- _Required task_
Look through the lines below and extract each one that contains "Start".

### Records to process

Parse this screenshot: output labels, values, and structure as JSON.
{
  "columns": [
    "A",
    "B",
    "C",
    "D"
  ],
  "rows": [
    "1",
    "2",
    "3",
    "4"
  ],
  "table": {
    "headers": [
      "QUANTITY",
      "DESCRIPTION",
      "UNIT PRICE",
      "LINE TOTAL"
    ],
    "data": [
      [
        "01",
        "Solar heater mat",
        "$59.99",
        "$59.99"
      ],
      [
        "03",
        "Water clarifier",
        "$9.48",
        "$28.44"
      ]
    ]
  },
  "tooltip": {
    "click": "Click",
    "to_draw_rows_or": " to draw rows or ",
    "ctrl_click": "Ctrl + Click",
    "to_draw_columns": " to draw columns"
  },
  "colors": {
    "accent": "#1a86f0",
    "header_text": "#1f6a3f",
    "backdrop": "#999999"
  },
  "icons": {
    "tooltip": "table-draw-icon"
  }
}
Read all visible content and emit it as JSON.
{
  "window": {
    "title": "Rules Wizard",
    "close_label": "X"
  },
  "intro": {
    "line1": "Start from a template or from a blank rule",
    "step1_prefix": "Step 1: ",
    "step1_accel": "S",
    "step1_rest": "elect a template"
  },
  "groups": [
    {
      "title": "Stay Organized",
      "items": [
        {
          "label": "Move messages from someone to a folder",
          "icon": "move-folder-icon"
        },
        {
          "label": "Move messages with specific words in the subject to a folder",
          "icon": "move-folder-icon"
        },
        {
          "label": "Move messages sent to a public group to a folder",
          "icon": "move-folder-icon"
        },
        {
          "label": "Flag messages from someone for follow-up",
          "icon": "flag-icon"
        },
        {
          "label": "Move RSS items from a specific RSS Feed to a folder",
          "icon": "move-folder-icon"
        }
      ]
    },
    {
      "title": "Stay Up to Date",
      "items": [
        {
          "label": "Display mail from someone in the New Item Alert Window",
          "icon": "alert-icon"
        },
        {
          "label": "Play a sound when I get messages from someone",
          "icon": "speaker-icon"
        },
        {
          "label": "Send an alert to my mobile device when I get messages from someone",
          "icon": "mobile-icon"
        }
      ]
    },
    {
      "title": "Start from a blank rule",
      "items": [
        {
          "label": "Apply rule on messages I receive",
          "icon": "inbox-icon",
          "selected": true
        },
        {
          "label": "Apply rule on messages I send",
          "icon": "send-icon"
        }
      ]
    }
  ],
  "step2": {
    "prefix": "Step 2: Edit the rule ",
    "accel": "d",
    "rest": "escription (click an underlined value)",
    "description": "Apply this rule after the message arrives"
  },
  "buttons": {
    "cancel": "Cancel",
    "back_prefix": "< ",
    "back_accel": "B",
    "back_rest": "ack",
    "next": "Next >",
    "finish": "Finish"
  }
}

######

- _Answer for the task_
    "line1": "Start from a template or from a blank rule",
      "title": "Start from a blank rule",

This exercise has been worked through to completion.